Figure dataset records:
━━━━
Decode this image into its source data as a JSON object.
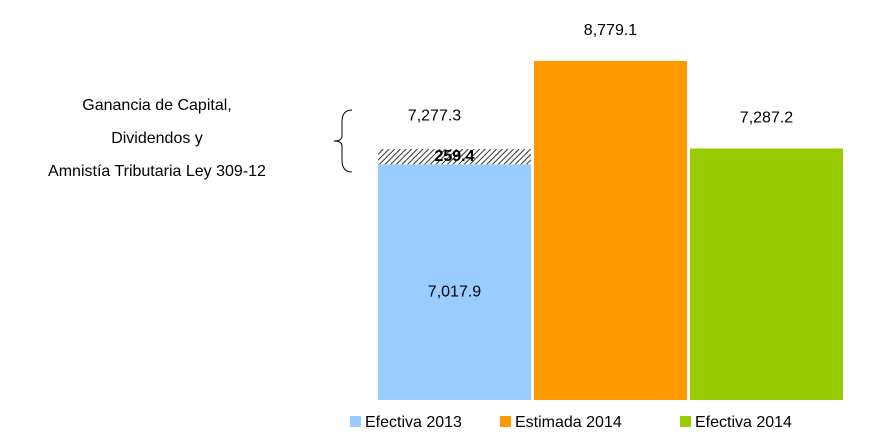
{
  "chart_data": {
    "type": "bar",
    "annotation": [
      "Ganancia de Capital,",
      "Dividendos y",
      "Amnistía Tributaria Ley 309-12"
    ],
    "ylim": [
      3000,
      9000
    ],
    "series": [
      {
        "name": "Efectiva 2013",
        "color": "#99ccff",
        "values": [
          7017.9,
          259.4
        ],
        "value_labels": [
          "7,017.9",
          "259.4"
        ],
        "total": 7277.3,
        "total_label": "7,277.3"
      },
      {
        "name": "Estimada 2014",
        "color": "#ff9900",
        "values": [
          8779.1
        ],
        "value_labels": [
          "8,779.1"
        ]
      },
      {
        "name": "Efectiva 2014",
        "color": "#99cc00",
        "values": [
          7287.2
        ],
        "value_labels": [
          "7,287.2"
        ]
      }
    ]
  }
}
━━━━
TASK BRIEF = Give the number of lines in the data that contain "name", with no other words.

WORKED ANSWER = 3